*STATED GOAL*. Reproduce the entries in full, with no changes.

*MATERIAL SHOWN*.
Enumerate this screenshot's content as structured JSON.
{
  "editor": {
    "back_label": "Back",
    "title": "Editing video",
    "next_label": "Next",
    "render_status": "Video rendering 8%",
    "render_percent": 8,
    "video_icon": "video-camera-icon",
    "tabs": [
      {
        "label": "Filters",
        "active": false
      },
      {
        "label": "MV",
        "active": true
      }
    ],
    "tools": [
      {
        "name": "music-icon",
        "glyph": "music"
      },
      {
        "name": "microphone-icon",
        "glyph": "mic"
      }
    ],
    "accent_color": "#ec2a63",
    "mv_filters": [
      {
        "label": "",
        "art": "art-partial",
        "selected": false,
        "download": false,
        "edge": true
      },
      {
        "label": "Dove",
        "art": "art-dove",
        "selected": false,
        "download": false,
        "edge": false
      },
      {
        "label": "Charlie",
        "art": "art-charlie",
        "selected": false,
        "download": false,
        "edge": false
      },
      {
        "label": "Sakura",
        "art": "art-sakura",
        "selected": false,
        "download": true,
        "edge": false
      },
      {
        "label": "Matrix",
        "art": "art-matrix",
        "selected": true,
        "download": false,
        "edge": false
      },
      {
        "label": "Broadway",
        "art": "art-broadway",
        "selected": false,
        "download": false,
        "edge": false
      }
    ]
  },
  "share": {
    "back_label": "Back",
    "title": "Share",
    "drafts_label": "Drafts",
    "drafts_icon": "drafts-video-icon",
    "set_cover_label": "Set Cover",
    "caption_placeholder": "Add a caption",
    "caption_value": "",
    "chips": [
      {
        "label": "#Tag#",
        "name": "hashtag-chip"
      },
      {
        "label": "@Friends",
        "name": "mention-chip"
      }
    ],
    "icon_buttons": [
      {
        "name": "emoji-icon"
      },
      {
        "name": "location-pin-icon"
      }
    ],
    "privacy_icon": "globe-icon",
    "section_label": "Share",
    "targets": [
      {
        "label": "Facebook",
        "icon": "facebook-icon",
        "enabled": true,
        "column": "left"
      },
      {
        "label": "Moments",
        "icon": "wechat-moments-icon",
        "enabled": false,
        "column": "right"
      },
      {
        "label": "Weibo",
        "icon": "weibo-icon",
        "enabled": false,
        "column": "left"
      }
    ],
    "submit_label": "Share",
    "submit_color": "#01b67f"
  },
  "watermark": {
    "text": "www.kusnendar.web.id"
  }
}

*COMPLETE RESPONSE*.
Enumerate this screenshot's content as structured JSON.
{
  "editor": {
    "back_label": "Back",
    "title": "Editing video",
    "next_label": "Next",
    "render_status": "Video rendering 8%",
    "render_percent": 8,
    "video_icon": "video-camera-icon",
    "tabs": [
      {
        "label": "Filters",
        "active": false
      },
      {
        "label": "MV",
        "active": true
      }
    ],
    "tools": [
      {
        "name": "music-icon",
        "glyph": "music"
      },
      {
        "name": "microphone-icon",
        "glyph": "mic"
      }
    ],
    "accent_color": "#ec2a63",
    "mv_filters": [
      {
        "label": "",
        "art": "art-partial",
        "selected": false,
        "download": false,
        "edge": true
      },
      {
        "label": "Dove",
        "art": "art-dove",
        "selected": false,
        "download": false,
        "edge": false
      },
      {
        "label": "Charlie",
        "art": "art-charlie",
        "selected": false,
        "download": false,
        "edge": false
      },
      {
        "label": "Sakura",
        "art": "art-sakura",
        "selected": false,
        "download": true,
        "edge": false
      },
      {
        "label": "Matrix",
        "art": "art-matrix",
        "selected": true,
        "download": false,
        "edge": false
      },
      {
        "label": "Broadway",
        "art": "art-broadway",
        "selected": false,
        "download": false,
        "edge": false
      }
    ]
  },
  "share": {
    "back_label": "Back",
    "title": "Share",
    "drafts_label": "Drafts",
    "drafts_icon": "drafts-video-icon",
    "set_cover_label": "Set Cover",
    "caption_placeholder": "Add a caption",
    "caption_value": "",
    "chips": [
      {
        "label": "#Tag#",
        "name": "hashtag-chip"
      },
      {
        "label": "@Friends",
        "name": "mention-chip"
      }
    ],
    "icon_buttons": [
      {
        "name": "emoji-icon"
      },
      {
        "name": "location-pin-icon"
      }
    ],
    "privacy_icon": "globe-icon",
    "section_label": "Share",
    "targets": [
      {
        "label": "Facebook",
        "icon": "facebook-icon",
        "enabled": true,
        "column": "left"
      },
      {
        "label": "Moments",
        "icon": "wechat-moments-icon",
        "enabled": false,
        "column": "right"
      },
      {
        "label": "Weibo",
        "icon": "weibo-icon",
        "enabled": false,
        "column": "left"
      }
    ],
    "submit_label": "Share",
    "submit_color": "#01b67f"
  },
  "watermark": {
    "text": "www.kusnendar.web.id"
  }
}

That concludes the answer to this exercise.